----- Records for this task

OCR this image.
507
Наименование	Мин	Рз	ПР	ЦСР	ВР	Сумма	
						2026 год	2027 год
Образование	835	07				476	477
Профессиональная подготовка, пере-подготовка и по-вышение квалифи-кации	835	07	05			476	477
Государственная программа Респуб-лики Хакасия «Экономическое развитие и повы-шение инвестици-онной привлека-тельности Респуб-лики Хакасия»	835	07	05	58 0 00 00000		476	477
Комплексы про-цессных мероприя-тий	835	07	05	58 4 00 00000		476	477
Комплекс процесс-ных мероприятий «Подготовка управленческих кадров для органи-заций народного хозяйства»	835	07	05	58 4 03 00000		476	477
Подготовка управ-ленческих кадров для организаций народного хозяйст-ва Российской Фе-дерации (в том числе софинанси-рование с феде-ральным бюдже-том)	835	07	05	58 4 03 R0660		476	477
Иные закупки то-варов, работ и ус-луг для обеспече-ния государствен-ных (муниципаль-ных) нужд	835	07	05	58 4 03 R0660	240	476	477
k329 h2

----------

→ Instructions to follow:
Extract all the entries word for word.

→ Task result:
OCR this image.
507
Наименование	Мин	Рз	ПР	ЦСР	ВР	Сумма	
						2026 год	2027 год
Образование	835	07				476	477
Профессиональная подготовка, пере-подготовка и по-вышение квалифи-кации	835	07	05			476	477
Государственная программа Респуб-лики Хакасия «Экономическое развитие и повы-шение инвестици-онной привлека-тельности Респуб-лики Хакасия»	835	07	05	58 0 00 00000		476	477
Комплексы про-цессных мероприя-тий	835	07	05	58 4 00 00000		476	477
Комплекс процесс-ных мероприятий «Подготовка управленческих кадров для органи-заций народного хозяйства»	835	07	05	58 4 03 00000		476	477
Подготовка управ-ленческих кадров для организаций народного хозяйст-ва Российской Фе-дерации (в том числе софинанси-рование с феде-ральным бюдже-том)	835	07	05	58 4 03 R0660		476	477
Иные закупки то-варов, работ и ус-луг для обеспече-ния государствен-ных (муниципаль-ных) нужд	835	07	05	58 4 03 R0660	240	476	477
k329 h2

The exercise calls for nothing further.